--- start of Recorded data ---

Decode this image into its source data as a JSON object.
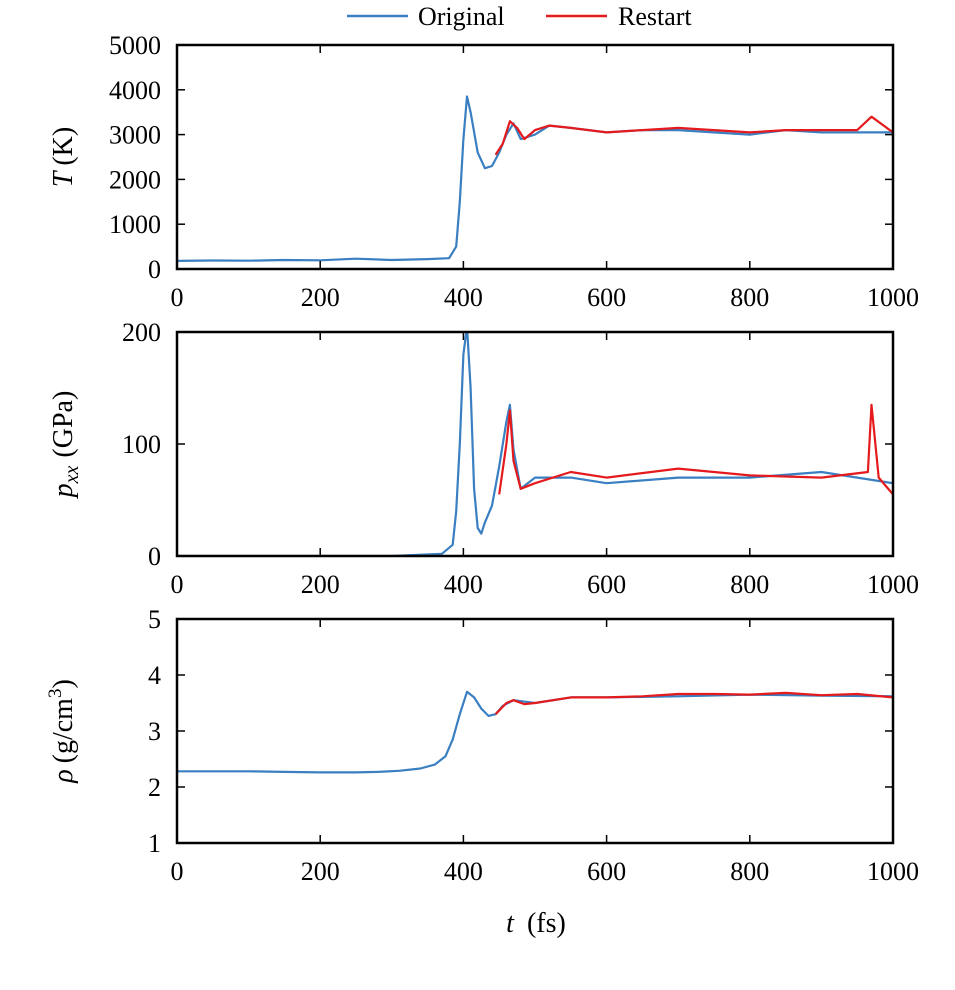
{
  "legend": [
    {
      "label": "Original",
      "color": "#3a7fc1"
    },
    {
      "label": "Restart",
      "color": "#e41a1c"
    }
  ],
  "xlabel": {
    "var": "t",
    "unit": "(fs)"
  },
  "chart_data": [
    {
      "type": "line",
      "ylabel": {
        "var": "T",
        "sub": "",
        "sup": "",
        "unit": "(K)",
        "unit_sup": "",
        "unit_tail": ""
      },
      "xlim": [
        0,
        1000
      ],
      "ylim": [
        0,
        5000
      ],
      "xticks": [
        0,
        200,
        400,
        600,
        800,
        1000
      ],
      "yticks": [
        0,
        1000,
        2000,
        3000,
        4000,
        5000
      ],
      "series": [
        {
          "name": "Original",
          "x": [
            0,
            50,
            100,
            150,
            200,
            250,
            300,
            350,
            380,
            390,
            395,
            400,
            405,
            410,
            420,
            430,
            440,
            450,
            460,
            470,
            480,
            500,
            520,
            550,
            600,
            650,
            700,
            750,
            800,
            850,
            900,
            950,
            1000
          ],
          "y": [
            180,
            190,
            185,
            200,
            195,
            230,
            200,
            220,
            240,
            500,
            1500,
            2900,
            3850,
            3500,
            2600,
            2250,
            2300,
            2600,
            3000,
            3250,
            2900,
            3000,
            3200,
            3150,
            3050,
            3100,
            3100,
            3050,
            3000,
            3100,
            3050,
            3050,
            3050
          ]
        },
        {
          "name": "Restart",
          "x": [
            445,
            455,
            465,
            475,
            485,
            500,
            520,
            550,
            600,
            650,
            700,
            750,
            800,
            850,
            900,
            950,
            970,
            1000
          ],
          "y": [
            2550,
            2800,
            3300,
            3150,
            2900,
            3100,
            3200,
            3150,
            3050,
            3100,
            3150,
            3100,
            3050,
            3100,
            3100,
            3100,
            3400,
            3050
          ]
        }
      ]
    },
    {
      "type": "line",
      "ylabel": {
        "var": "p",
        "sub": "xx",
        "sup": "",
        "unit": "(GPa)",
        "unit_sup": "",
        "unit_tail": ""
      },
      "xlim": [
        0,
        1000
      ],
      "ylim": [
        0,
        200
      ],
      "xticks": [
        0,
        200,
        400,
        600,
        800,
        1000
      ],
      "yticks": [
        0,
        100,
        200
      ],
      "series": [
        {
          "name": "Original",
          "x": [
            0,
            100,
            200,
            300,
            370,
            385,
            390,
            395,
            400,
            405,
            410,
            415,
            420,
            425,
            430,
            440,
            450,
            460,
            465,
            470,
            480,
            500,
            550,
            600,
            700,
            800,
            900,
            1000
          ],
          "y": [
            0,
            0,
            0,
            0,
            2,
            10,
            40,
            100,
            180,
            205,
            150,
            60,
            25,
            20,
            30,
            45,
            80,
            120,
            135,
            95,
            60,
            70,
            70,
            65,
            70,
            70,
            75,
            65
          ]
        },
        {
          "name": "Restart",
          "x": [
            450,
            460,
            465,
            470,
            480,
            500,
            550,
            600,
            700,
            800,
            900,
            965,
            970,
            980,
            1000
          ],
          "y": [
            55,
            100,
            130,
            85,
            60,
            65,
            75,
            70,
            78,
            72,
            70,
            75,
            135,
            70,
            55
          ]
        }
      ]
    },
    {
      "type": "line",
      "ylabel": {
        "var": "ρ",
        "sub": "",
        "sup": "",
        "unit": "(g/cm",
        "unit_sup": "3",
        "unit_tail": ")"
      },
      "xlim": [
        0,
        1000
      ],
      "ylim": [
        1,
        5
      ],
      "xticks": [
        0,
        200,
        400,
        600,
        800,
        1000
      ],
      "yticks": [
        1,
        2,
        3,
        4,
        5
      ],
      "series": [
        {
          "name": "Original",
          "x": [
            0,
            100,
            150,
            200,
            250,
            280,
            310,
            340,
            360,
            375,
            385,
            395,
            405,
            415,
            425,
            435,
            445,
            455,
            470,
            500,
            550,
            600,
            700,
            800,
            900,
            1000
          ],
          "y": [
            2.28,
            2.28,
            2.27,
            2.26,
            2.26,
            2.27,
            2.29,
            2.33,
            2.4,
            2.55,
            2.85,
            3.3,
            3.7,
            3.6,
            3.4,
            3.27,
            3.3,
            3.45,
            3.55,
            3.5,
            3.6,
            3.6,
            3.62,
            3.65,
            3.63,
            3.62
          ]
        },
        {
          "name": "Restart",
          "x": [
            445,
            460,
            470,
            485,
            500,
            550,
            600,
            650,
            700,
            750,
            800,
            850,
            900,
            950,
            1000
          ],
          "y": [
            3.3,
            3.5,
            3.55,
            3.48,
            3.5,
            3.6,
            3.6,
            3.62,
            3.66,
            3.66,
            3.65,
            3.68,
            3.64,
            3.66,
            3.6
          ]
        }
      ]
    }
  ]
}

--- end of Recorded data ---

▶ **What is asked**
The records above must be printed exactly; the pictures stay out.

▶ **Task result**
Decode this image into its source data as a JSON object.
{
  "legend": [
    {
      "label": "Original",
      "color": "#3a7fc1"
    },
    {
      "label": "Restart",
      "color": "#e41a1c"
    }
  ],
  "xlabel": {
    "var": "t",
    "unit": "(fs)"
  },
  "chart_data": [
    {
      "type": "line",
      "ylabel": {
        "var": "T",
        "sub": "",
        "sup": "",
        "unit": "(K)",
        "unit_sup": "",
        "unit_tail": ""
      },
      "xlim": [
        0,
        1000
      ],
      "ylim": [
        0,
        5000
      ],
      "xticks": [
        0,
        200,
        400,
        600,
        800,
        1000
      ],
      "yticks": [
        0,
        1000,
        2000,
        3000,
        4000,
        5000
      ],
      "series": [
        {
          "name": "Original",
          "x": [
            0,
            50,
            100,
            150,
            200,
            250,
            300,
            350,
            380,
            390,
            395,
            400,
            405,
            410,
            420,
            430,
            440,
            450,
            460,
            470,
            480,
            500,
            520,
            550,
            600,
            650,
            700,
            750,
            800,
            850,
            900,
            950,
            1000
          ],
          "y": [
            180,
            190,
            185,
            200,
            195,
            230,
            200,
            220,
            240,
            500,
            1500,
            2900,
            3850,
            3500,
            2600,
            2250,
            2300,
            2600,
            3000,
            3250,
            2900,
            3000,
            3200,
            3150,
            3050,
            3100,
            3100,
            3050,
            3000,
            3100,
            3050,
            3050,
            3050
          ]
        },
        {
          "name": "Restart",
          "x": [
            445,
            455,
            465,
            475,
            485,
            500,
            520,
            550,
            600,
            650,
            700,
            750,
            800,
            850,
            900,
            950,
            970,
            1000
          ],
          "y": [
            2550,
            2800,
            3300,
            3150,
            2900,
            3100,
            3200,
            3150,
            3050,
            3100,
            3150,
            3100,
            3050,
            3100,
            3100,
            3100,
            3400,
            3050
          ]
        }
      ]
    },
    {
      "type": "line",
      "ylabel": {
        "var": "p",
        "sub": "xx",
        "sup": "",
        "unit": "(GPa)",
        "unit_sup": "",
        "unit_tail": ""
      },
      "xlim": [
        0,
        1000
      ],
      "ylim": [
        0,
        200
      ],
      "xticks": [
        0,
        200,
        400,
        600,
        800,
        1000
      ],
      "yticks": [
        0,
        100,
        200
      ],
      "series": [
        {
          "name": "Original",
          "x": [
            0,
            100,
            200,
            300,
            370,
            385,
            390,
            395,
            400,
            405,
            410,
            415,
            420,
            425,
            430,
            440,
            450,
            460,
            465,
            470,
            480,
            500,
            550,
            600,
            700,
            800,
            900,
            1000
          ],
          "y": [
            0,
            0,
            0,
            0,
            2,
            10,
            40,
            100,
            180,
            205,
            150,
            60,
            25,
            20,
            30,
            45,
            80,
            120,
            135,
            95,
            60,
            70,
            70,
            65,
            70,
            70,
            75,
            65
          ]
        },
        {
          "name": "Restart",
          "x": [
            450,
            460,
            465,
            470,
            480,
            500,
            550,
            600,
            700,
            800,
            900,
            965,
            970,
            980,
            1000
          ],
          "y": [
            55,
            100,
            130,
            85,
            60,
            65,
            75,
            70,
            78,
            72,
            70,
            75,
            135,
            70,
            55
          ]
        }
      ]
    },
    {
      "type": "line",
      "ylabel": {
        "var": "ρ",
        "sub": "",
        "sup": "",
        "unit": "(g/cm",
        "unit_sup": "3",
        "unit_tail": ")"
      },
      "xlim": [
        0,
        1000
      ],
      "ylim": [
        1,
        5
      ],
      "xticks": [
        0,
        200,
        400,
        600,
        800,
        1000
      ],
      "yticks": [
        1,
        2,
        3,
        4,
        5
      ],
      "series": [
        {
          "name": "Original",
          "x": [
            0,
            100,
            150,
            200,
            250,
            280,
            310,
            340,
            360,
            375,
            385,
            395,
            405,
            415,
            425,
            435,
            445,
            455,
            470,
            500,
            550,
            600,
            700,
            800,
            900,
            1000
          ],
          "y": [
            2.28,
            2.28,
            2.27,
            2.26,
            2.26,
            2.27,
            2.29,
            2.33,
            2.4,
            2.55,
            2.85,
            3.3,
            3.7,
            3.6,
            3.4,
            3.27,
            3.3,
            3.45,
            3.55,
            3.5,
            3.6,
            3.6,
            3.62,
            3.65,
            3.63,
            3.62
          ]
        },
        {
          "name": "Restart",
          "x": [
            445,
            460,
            470,
            485,
            500,
            550,
            600,
            650,
            700,
            750,
            800,
            850,
            900,
            950,
            1000
          ],
          "y": [
            3.3,
            3.5,
            3.55,
            3.48,
            3.5,
            3.6,
            3.6,
            3.62,
            3.66,
            3.66,
            3.65,
            3.68,
            3.64,
            3.66,
            3.6
          ]
        }
      ]
    }
  ]
}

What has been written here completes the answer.